_Task directions_
Pick out the lines below that include the string "industry".

▬▬▬

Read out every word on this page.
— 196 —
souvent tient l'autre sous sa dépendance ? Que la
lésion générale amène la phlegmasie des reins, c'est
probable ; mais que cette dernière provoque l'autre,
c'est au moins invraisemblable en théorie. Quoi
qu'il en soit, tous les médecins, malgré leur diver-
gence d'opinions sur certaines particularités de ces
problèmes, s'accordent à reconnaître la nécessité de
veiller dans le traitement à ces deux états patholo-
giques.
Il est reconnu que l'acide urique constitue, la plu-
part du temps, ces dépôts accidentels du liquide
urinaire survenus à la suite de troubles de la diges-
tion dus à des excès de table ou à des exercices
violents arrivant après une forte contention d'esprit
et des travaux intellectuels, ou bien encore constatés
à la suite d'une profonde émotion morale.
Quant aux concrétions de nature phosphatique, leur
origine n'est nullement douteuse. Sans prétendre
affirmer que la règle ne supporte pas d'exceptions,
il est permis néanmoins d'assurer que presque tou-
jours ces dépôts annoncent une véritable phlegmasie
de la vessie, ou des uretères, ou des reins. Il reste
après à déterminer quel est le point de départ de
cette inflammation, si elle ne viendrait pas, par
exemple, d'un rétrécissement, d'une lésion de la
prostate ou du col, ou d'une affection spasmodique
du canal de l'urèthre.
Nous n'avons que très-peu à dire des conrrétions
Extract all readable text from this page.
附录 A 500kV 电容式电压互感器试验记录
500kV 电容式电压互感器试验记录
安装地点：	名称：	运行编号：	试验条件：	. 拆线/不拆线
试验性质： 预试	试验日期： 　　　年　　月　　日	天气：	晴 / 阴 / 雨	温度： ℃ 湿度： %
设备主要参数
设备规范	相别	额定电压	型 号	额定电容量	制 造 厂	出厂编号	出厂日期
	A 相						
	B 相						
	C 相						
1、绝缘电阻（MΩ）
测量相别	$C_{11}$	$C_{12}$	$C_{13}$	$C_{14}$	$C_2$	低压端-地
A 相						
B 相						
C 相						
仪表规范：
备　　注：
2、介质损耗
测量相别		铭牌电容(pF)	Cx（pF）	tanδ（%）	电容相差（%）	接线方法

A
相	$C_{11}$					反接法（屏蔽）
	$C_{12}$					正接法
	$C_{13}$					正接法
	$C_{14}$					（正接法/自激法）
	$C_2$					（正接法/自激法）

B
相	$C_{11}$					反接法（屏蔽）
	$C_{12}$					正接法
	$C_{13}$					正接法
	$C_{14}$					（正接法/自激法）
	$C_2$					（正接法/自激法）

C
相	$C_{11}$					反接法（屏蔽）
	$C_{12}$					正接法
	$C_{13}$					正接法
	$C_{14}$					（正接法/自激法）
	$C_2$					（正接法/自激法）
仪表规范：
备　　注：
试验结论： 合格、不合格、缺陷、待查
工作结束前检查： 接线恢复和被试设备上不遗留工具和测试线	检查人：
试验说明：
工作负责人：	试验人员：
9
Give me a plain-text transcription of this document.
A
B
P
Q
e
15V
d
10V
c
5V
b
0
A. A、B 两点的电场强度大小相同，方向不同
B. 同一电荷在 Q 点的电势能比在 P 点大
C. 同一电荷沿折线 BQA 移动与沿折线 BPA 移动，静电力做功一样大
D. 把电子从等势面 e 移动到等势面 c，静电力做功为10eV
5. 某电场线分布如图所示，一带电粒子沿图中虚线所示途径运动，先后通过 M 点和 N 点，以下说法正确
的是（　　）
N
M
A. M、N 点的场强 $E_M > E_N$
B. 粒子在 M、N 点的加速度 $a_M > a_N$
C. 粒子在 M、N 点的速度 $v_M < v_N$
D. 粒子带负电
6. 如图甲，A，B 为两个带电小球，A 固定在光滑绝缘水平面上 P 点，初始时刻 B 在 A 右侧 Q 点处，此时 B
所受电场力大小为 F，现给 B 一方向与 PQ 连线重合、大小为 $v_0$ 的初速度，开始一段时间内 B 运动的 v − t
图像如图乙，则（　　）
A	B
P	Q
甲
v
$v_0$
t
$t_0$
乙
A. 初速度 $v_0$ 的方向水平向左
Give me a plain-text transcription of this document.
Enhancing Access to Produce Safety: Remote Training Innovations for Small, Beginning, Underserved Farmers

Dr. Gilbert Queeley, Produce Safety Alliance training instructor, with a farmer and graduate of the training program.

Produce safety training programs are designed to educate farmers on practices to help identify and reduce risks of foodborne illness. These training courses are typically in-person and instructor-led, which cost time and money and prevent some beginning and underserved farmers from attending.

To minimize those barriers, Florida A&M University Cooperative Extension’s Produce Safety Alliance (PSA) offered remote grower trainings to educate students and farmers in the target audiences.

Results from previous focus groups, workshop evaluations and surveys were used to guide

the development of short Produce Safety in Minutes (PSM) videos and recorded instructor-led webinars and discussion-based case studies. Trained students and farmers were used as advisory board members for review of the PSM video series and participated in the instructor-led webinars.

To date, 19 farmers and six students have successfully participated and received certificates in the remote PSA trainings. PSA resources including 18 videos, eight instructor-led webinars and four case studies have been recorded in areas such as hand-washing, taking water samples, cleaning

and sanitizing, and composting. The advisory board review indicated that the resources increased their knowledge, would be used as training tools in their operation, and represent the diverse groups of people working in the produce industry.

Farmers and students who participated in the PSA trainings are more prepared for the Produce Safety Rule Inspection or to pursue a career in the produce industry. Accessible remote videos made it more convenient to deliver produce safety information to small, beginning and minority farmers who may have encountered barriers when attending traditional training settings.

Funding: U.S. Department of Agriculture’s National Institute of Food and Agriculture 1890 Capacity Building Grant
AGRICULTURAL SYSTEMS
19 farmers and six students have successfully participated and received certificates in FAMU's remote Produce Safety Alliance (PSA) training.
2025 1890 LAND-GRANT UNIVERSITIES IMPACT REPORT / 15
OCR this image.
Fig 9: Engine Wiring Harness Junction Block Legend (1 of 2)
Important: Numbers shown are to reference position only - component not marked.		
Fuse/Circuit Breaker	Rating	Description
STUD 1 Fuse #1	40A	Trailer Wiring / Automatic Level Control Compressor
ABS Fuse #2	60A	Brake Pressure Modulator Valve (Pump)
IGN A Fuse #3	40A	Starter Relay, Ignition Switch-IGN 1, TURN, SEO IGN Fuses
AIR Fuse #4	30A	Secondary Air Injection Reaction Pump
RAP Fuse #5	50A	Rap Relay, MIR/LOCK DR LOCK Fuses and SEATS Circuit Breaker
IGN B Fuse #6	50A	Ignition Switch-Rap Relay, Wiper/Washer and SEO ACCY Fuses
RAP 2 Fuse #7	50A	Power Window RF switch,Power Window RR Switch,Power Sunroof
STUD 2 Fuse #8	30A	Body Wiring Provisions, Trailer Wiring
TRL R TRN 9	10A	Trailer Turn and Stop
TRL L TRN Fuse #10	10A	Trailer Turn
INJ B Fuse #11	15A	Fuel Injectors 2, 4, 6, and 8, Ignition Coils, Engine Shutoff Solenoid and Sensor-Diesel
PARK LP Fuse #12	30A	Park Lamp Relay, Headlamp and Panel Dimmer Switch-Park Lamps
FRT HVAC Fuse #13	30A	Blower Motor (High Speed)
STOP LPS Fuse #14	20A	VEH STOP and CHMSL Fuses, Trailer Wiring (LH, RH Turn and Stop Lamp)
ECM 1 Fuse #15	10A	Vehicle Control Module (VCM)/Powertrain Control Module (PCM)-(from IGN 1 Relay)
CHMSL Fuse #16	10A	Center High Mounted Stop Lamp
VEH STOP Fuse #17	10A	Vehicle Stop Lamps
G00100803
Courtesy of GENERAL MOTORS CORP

▬▬▬

_Complete output_
and sanitizing, and composting. The advisory board review indicated that the resources increased their knowledge, would be used as training tools in their operation, and represent the diverse groups of people working in the produce industry.
Farmers and students who participated in the PSA trainings are more prepared for the Produce Safety Rule Inspection or to pursue a career in the produce industry. Accessible remote videos made it more convenient to deliver produce safety information to small, beginning and minority farmers who may have encountered barriers when attending traditional training settings.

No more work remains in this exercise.